**Source records:**
[Start]

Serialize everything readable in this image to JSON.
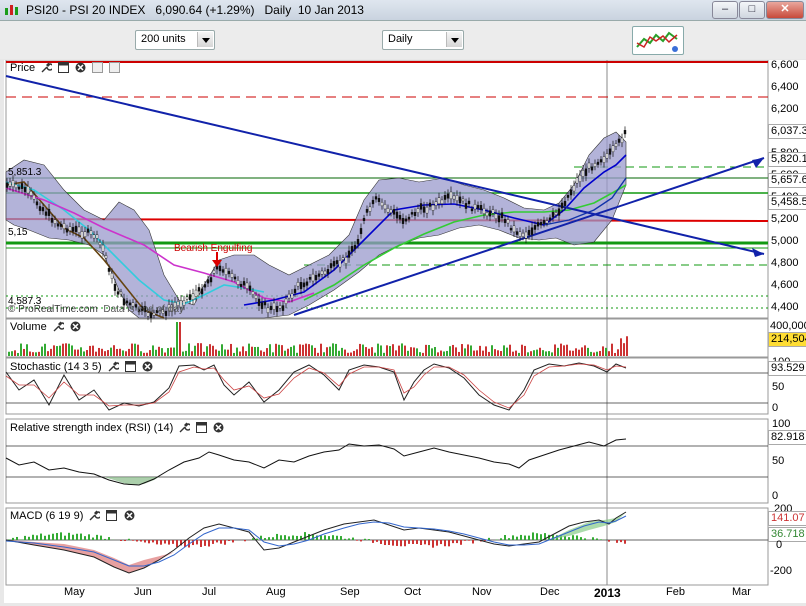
{
  "window": {
    "title": "PSI20 - PSI 20 INDEX",
    "last_price": "6,090.64",
    "change": "(+1.29%)",
    "period": "Daily",
    "date": "10 Jan 2013",
    "buttons": {
      "minimize": "–",
      "maximize": "□",
      "close": "✕"
    }
  },
  "toolbar": {
    "units_value": "200 units",
    "period_value": "Daily",
    "chart_type_icon": "chart-settings-icon"
  },
  "price_panel": {
    "label": "Price",
    "axis_ticks": [
      "6,600",
      "6,400",
      "6,200",
      "6,000",
      "5,800",
      "5,600",
      "5,400",
      "5,200",
      "5,000",
      "4,800",
      "4,600",
      "4,400"
    ],
    "badges": {
      "last": "6,037.3",
      "b1": "5,820.1",
      "b2": "5,657.6",
      "b3": "5,458.5"
    },
    "left_labels": {
      "top": "5,851.3",
      "mid": "5,15",
      "low": "4,587.3"
    },
    "annotation": "Bearish Engulfing",
    "watermark": "© ProRealTime.com",
    "watermark_tail": "Data is end of day"
  },
  "volume_panel": {
    "label": "Volume",
    "axis_ticks": [
      "400,000"
    ],
    "badge": "214,504"
  },
  "stochastic_panel": {
    "label": "Stochastic (14 3 5)",
    "axis_ticks": [
      "100",
      "50",
      "0"
    ],
    "badge": "93.529"
  },
  "rsi_panel": {
    "label": "Relative strength index (RSI) (14)",
    "axis_ticks": [
      "100",
      "50",
      "0"
    ],
    "badge": "82.918"
  },
  "macd_panel": {
    "label": "MACD (6 19 9)",
    "axis_ticks": [
      "200",
      "0",
      "-200"
    ],
    "badge1": "141.07",
    "badge2": "36.718"
  },
  "x_axis": [
    "May",
    "Jun",
    "Jul",
    "Aug",
    "Sep",
    "Oct",
    "Nov",
    "Dec",
    "2013",
    "Feb",
    "Mar"
  ],
  "colors": {
    "bollinger_fill": "#9999cc",
    "ma_fast": "#0000cc",
    "ma_cyan": "#33ccdd",
    "ma_magenta": "#cc33cc",
    "ma_green": "#33cc33",
    "ma_brown": "#664411",
    "support_red": "#dd0000",
    "support_green": "#119911",
    "trend_blue": "#1122aa"
  }
}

[End]

**Task directions:**
Output all of the entries verbatim, leaving out any images.

**Complete output:**
Serialize everything readable in this image to JSON.
{
  "window": {
    "title": "PSI20 - PSI 20 INDEX",
    "last_price": "6,090.64",
    "change": "(+1.29%)",
    "period": "Daily",
    "date": "10 Jan 2013",
    "buttons": {
      "minimize": "–",
      "maximize": "□",
      "close": "✕"
    }
  },
  "toolbar": {
    "units_value": "200 units",
    "period_value": "Daily",
    "chart_type_icon": "chart-settings-icon"
  },
  "price_panel": {
    "label": "Price",
    "axis_ticks": [
      "6,600",
      "6,400",
      "6,200",
      "6,000",
      "5,800",
      "5,600",
      "5,400",
      "5,200",
      "5,000",
      "4,800",
      "4,600",
      "4,400"
    ],
    "badges": {
      "last": "6,037.3",
      "b1": "5,820.1",
      "b2": "5,657.6",
      "b3": "5,458.5"
    },
    "left_labels": {
      "top": "5,851.3",
      "mid": "5,15",
      "low": "4,587.3"
    },
    "annotation": "Bearish Engulfing",
    "watermark": "© ProRealTime.com",
    "watermark_tail": "Data is end of day"
  },
  "volume_panel": {
    "label": "Volume",
    "axis_ticks": [
      "400,000"
    ],
    "badge": "214,504"
  },
  "stochastic_panel": {
    "label": "Stochastic (14 3 5)",
    "axis_ticks": [
      "100",
      "50",
      "0"
    ],
    "badge": "93.529"
  },
  "rsi_panel": {
    "label": "Relative strength index (RSI) (14)",
    "axis_ticks": [
      "100",
      "50",
      "0"
    ],
    "badge": "82.918"
  },
  "macd_panel": {
    "label": "MACD (6 19 9)",
    "axis_ticks": [
      "200",
      "0",
      "-200"
    ],
    "badge1": "141.07",
    "badge2": "36.718"
  },
  "x_axis": [
    "May",
    "Jun",
    "Jul",
    "Aug",
    "Sep",
    "Oct",
    "Nov",
    "Dec",
    "2013",
    "Feb",
    "Mar"
  ],
  "colors": {
    "bollinger_fill": "#9999cc",
    "ma_fast": "#0000cc",
    "ma_cyan": "#33ccdd",
    "ma_magenta": "#cc33cc",
    "ma_green": "#33cc33",
    "ma_brown": "#664411",
    "support_red": "#dd0000",
    "support_green": "#119911",
    "trend_blue": "#1122aa"
  }
}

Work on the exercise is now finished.